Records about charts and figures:
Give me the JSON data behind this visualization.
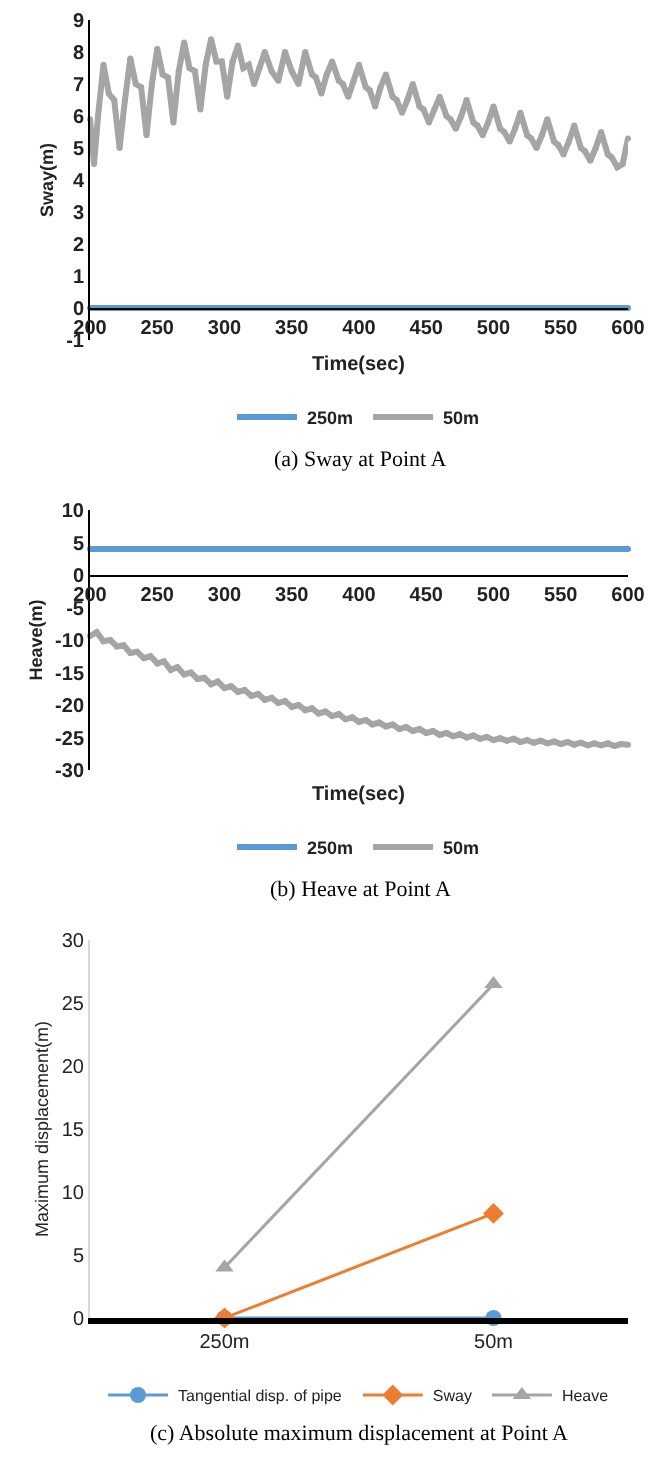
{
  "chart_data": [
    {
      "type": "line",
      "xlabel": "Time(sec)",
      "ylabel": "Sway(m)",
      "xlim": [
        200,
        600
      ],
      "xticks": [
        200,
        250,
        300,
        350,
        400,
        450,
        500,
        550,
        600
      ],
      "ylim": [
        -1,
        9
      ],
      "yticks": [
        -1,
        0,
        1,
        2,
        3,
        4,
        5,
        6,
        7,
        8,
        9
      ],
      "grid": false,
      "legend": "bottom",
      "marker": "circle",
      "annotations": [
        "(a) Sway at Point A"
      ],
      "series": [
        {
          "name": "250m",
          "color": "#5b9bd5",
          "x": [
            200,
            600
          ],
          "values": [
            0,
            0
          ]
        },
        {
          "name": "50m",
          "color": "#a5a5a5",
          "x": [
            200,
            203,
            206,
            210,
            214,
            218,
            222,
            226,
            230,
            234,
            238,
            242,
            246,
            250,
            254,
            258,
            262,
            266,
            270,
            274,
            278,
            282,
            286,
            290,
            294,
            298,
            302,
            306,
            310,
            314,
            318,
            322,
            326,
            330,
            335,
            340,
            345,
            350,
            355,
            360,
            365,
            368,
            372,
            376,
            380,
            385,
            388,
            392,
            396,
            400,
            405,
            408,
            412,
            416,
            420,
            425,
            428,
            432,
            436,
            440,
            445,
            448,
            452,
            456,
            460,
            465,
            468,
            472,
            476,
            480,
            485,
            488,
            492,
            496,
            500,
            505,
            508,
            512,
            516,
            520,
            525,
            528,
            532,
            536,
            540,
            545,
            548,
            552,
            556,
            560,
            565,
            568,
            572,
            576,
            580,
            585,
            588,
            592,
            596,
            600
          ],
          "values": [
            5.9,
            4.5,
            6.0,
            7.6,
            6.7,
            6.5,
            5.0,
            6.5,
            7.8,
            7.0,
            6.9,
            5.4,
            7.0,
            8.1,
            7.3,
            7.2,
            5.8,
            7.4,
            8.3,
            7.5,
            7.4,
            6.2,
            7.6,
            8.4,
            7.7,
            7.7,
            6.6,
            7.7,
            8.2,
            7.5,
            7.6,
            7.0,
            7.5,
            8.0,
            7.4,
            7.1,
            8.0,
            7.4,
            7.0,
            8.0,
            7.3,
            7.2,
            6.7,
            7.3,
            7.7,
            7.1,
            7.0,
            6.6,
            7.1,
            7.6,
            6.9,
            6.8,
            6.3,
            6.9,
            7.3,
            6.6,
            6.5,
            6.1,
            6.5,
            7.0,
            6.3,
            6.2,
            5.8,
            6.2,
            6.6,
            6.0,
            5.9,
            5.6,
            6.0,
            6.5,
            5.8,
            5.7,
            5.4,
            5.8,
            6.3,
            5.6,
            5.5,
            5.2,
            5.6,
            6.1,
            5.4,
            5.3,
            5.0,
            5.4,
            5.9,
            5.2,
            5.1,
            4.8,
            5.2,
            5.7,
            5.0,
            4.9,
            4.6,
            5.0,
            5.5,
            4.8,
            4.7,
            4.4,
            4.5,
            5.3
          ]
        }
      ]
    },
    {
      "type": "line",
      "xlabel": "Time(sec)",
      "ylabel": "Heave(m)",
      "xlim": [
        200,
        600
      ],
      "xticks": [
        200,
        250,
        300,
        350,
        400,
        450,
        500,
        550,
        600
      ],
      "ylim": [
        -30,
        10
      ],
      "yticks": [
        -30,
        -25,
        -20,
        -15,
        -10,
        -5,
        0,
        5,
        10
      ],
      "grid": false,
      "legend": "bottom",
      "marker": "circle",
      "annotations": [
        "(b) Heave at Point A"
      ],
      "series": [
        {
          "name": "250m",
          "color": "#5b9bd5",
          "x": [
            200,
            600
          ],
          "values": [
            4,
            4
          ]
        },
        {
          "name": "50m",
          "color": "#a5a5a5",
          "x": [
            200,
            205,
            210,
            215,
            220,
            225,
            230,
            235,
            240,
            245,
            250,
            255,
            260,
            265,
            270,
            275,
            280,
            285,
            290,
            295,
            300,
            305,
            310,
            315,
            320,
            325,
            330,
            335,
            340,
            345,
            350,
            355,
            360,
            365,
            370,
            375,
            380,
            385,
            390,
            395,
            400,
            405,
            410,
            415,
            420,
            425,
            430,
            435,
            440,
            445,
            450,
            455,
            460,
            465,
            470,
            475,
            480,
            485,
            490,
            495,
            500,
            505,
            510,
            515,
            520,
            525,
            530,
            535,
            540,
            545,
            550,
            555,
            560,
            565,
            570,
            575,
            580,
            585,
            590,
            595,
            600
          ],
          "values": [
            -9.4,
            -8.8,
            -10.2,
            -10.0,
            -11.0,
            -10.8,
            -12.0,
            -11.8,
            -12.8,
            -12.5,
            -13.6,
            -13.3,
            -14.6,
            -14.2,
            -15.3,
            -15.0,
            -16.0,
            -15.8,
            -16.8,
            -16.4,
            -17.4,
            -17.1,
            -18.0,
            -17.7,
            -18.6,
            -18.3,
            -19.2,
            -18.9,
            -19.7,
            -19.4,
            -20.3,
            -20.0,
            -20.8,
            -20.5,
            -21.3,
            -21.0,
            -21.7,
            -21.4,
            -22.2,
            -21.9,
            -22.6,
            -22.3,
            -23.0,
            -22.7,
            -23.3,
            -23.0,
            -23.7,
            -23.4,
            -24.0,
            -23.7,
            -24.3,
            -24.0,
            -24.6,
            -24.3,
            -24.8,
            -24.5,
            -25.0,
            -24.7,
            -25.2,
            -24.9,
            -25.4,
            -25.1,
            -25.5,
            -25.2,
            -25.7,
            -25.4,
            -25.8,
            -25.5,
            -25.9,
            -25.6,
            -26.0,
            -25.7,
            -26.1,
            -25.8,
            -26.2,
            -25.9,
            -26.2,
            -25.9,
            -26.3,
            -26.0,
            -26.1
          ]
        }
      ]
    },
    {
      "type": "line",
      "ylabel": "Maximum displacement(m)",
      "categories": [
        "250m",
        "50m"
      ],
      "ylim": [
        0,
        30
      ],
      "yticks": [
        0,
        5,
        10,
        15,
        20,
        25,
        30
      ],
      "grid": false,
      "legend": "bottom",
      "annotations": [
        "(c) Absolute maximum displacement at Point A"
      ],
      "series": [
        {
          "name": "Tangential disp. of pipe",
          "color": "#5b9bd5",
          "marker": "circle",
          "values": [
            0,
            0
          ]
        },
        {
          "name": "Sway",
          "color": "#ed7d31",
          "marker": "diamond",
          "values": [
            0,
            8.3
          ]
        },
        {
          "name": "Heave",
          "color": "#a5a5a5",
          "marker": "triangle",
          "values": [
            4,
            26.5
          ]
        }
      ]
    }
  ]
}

**WHAT IS ASKED:**
Write out the listing word for word, omitting the pictures it holds.

**OUTPUT:**
Give me the JSON data behind this visualization.
{
  "chart_data": [
    {
      "type": "line",
      "xlabel": "Time(sec)",
      "ylabel": "Sway(m)",
      "xlim": [
        200,
        600
      ],
      "xticks": [
        200,
        250,
        300,
        350,
        400,
        450,
        500,
        550,
        600
      ],
      "ylim": [
        -1,
        9
      ],
      "yticks": [
        -1,
        0,
        1,
        2,
        3,
        4,
        5,
        6,
        7,
        8,
        9
      ],
      "grid": false,
      "legend": "bottom",
      "marker": "circle",
      "annotations": [
        "(a) Sway at Point A"
      ],
      "series": [
        {
          "name": "250m",
          "color": "#5b9bd5",
          "x": [
            200,
            600
          ],
          "values": [
            0,
            0
          ]
        },
        {
          "name": "50m",
          "color": "#a5a5a5",
          "x": [
            200,
            203,
            206,
            210,
            214,
            218,
            222,
            226,
            230,
            234,
            238,
            242,
            246,
            250,
            254,
            258,
            262,
            266,
            270,
            274,
            278,
            282,
            286,
            290,
            294,
            298,
            302,
            306,
            310,
            314,
            318,
            322,
            326,
            330,
            335,
            340,
            345,
            350,
            355,
            360,
            365,
            368,
            372,
            376,
            380,
            385,
            388,
            392,
            396,
            400,
            405,
            408,
            412,
            416,
            420,
            425,
            428,
            432,
            436,
            440,
            445,
            448,
            452,
            456,
            460,
            465,
            468,
            472,
            476,
            480,
            485,
            488,
            492,
            496,
            500,
            505,
            508,
            512,
            516,
            520,
            525,
            528,
            532,
            536,
            540,
            545,
            548,
            552,
            556,
            560,
            565,
            568,
            572,
            576,
            580,
            585,
            588,
            592,
            596,
            600
          ],
          "values": [
            5.9,
            4.5,
            6.0,
            7.6,
            6.7,
            6.5,
            5.0,
            6.5,
            7.8,
            7.0,
            6.9,
            5.4,
            7.0,
            8.1,
            7.3,
            7.2,
            5.8,
            7.4,
            8.3,
            7.5,
            7.4,
            6.2,
            7.6,
            8.4,
            7.7,
            7.7,
            6.6,
            7.7,
            8.2,
            7.5,
            7.6,
            7.0,
            7.5,
            8.0,
            7.4,
            7.1,
            8.0,
            7.4,
            7.0,
            8.0,
            7.3,
            7.2,
            6.7,
            7.3,
            7.7,
            7.1,
            7.0,
            6.6,
            7.1,
            7.6,
            6.9,
            6.8,
            6.3,
            6.9,
            7.3,
            6.6,
            6.5,
            6.1,
            6.5,
            7.0,
            6.3,
            6.2,
            5.8,
            6.2,
            6.6,
            6.0,
            5.9,
            5.6,
            6.0,
            6.5,
            5.8,
            5.7,
            5.4,
            5.8,
            6.3,
            5.6,
            5.5,
            5.2,
            5.6,
            6.1,
            5.4,
            5.3,
            5.0,
            5.4,
            5.9,
            5.2,
            5.1,
            4.8,
            5.2,
            5.7,
            5.0,
            4.9,
            4.6,
            5.0,
            5.5,
            4.8,
            4.7,
            4.4,
            4.5,
            5.3
          ]
        }
      ]
    },
    {
      "type": "line",
      "xlabel": "Time(sec)",
      "ylabel": "Heave(m)",
      "xlim": [
        200,
        600
      ],
      "xticks": [
        200,
        250,
        300,
        350,
        400,
        450,
        500,
        550,
        600
      ],
      "ylim": [
        -30,
        10
      ],
      "yticks": [
        -30,
        -25,
        -20,
        -15,
        -10,
        -5,
        0,
        5,
        10
      ],
      "grid": false,
      "legend": "bottom",
      "marker": "circle",
      "annotations": [
        "(b) Heave at Point A"
      ],
      "series": [
        {
          "name": "250m",
          "color": "#5b9bd5",
          "x": [
            200,
            600
          ],
          "values": [
            4,
            4
          ]
        },
        {
          "name": "50m",
          "color": "#a5a5a5",
          "x": [
            200,
            205,
            210,
            215,
            220,
            225,
            230,
            235,
            240,
            245,
            250,
            255,
            260,
            265,
            270,
            275,
            280,
            285,
            290,
            295,
            300,
            305,
            310,
            315,
            320,
            325,
            330,
            335,
            340,
            345,
            350,
            355,
            360,
            365,
            370,
            375,
            380,
            385,
            390,
            395,
            400,
            405,
            410,
            415,
            420,
            425,
            430,
            435,
            440,
            445,
            450,
            455,
            460,
            465,
            470,
            475,
            480,
            485,
            490,
            495,
            500,
            505,
            510,
            515,
            520,
            525,
            530,
            535,
            540,
            545,
            550,
            555,
            560,
            565,
            570,
            575,
            580,
            585,
            590,
            595,
            600
          ],
          "values": [
            -9.4,
            -8.8,
            -10.2,
            -10.0,
            -11.0,
            -10.8,
            -12.0,
            -11.8,
            -12.8,
            -12.5,
            -13.6,
            -13.3,
            -14.6,
            -14.2,
            -15.3,
            -15.0,
            -16.0,
            -15.8,
            -16.8,
            -16.4,
            -17.4,
            -17.1,
            -18.0,
            -17.7,
            -18.6,
            -18.3,
            -19.2,
            -18.9,
            -19.7,
            -19.4,
            -20.3,
            -20.0,
            -20.8,
            -20.5,
            -21.3,
            -21.0,
            -21.7,
            -21.4,
            -22.2,
            -21.9,
            -22.6,
            -22.3,
            -23.0,
            -22.7,
            -23.3,
            -23.0,
            -23.7,
            -23.4,
            -24.0,
            -23.7,
            -24.3,
            -24.0,
            -24.6,
            -24.3,
            -24.8,
            -24.5,
            -25.0,
            -24.7,
            -25.2,
            -24.9,
            -25.4,
            -25.1,
            -25.5,
            -25.2,
            -25.7,
            -25.4,
            -25.8,
            -25.5,
            -25.9,
            -25.6,
            -26.0,
            -25.7,
            -26.1,
            -25.8,
            -26.2,
            -25.9,
            -26.2,
            -25.9,
            -26.3,
            -26.0,
            -26.1
          ]
        }
      ]
    },
    {
      "type": "line",
      "ylabel": "Maximum displacement(m)",
      "categories": [
        "250m",
        "50m"
      ],
      "ylim": [
        0,
        30
      ],
      "yticks": [
        0,
        5,
        10,
        15,
        20,
        25,
        30
      ],
      "grid": false,
      "legend": "bottom",
      "annotations": [
        "(c) Absolute maximum displacement at Point A"
      ],
      "series": [
        {
          "name": "Tangential disp. of pipe",
          "color": "#5b9bd5",
          "marker": "circle",
          "values": [
            0,
            0
          ]
        },
        {
          "name": "Sway",
          "color": "#ed7d31",
          "marker": "diamond",
          "values": [
            0,
            8.3
          ]
        },
        {
          "name": "Heave",
          "color": "#a5a5a5",
          "marker": "triangle",
          "values": [
            4,
            26.5
          ]
        }
      ]
    }
  ]
}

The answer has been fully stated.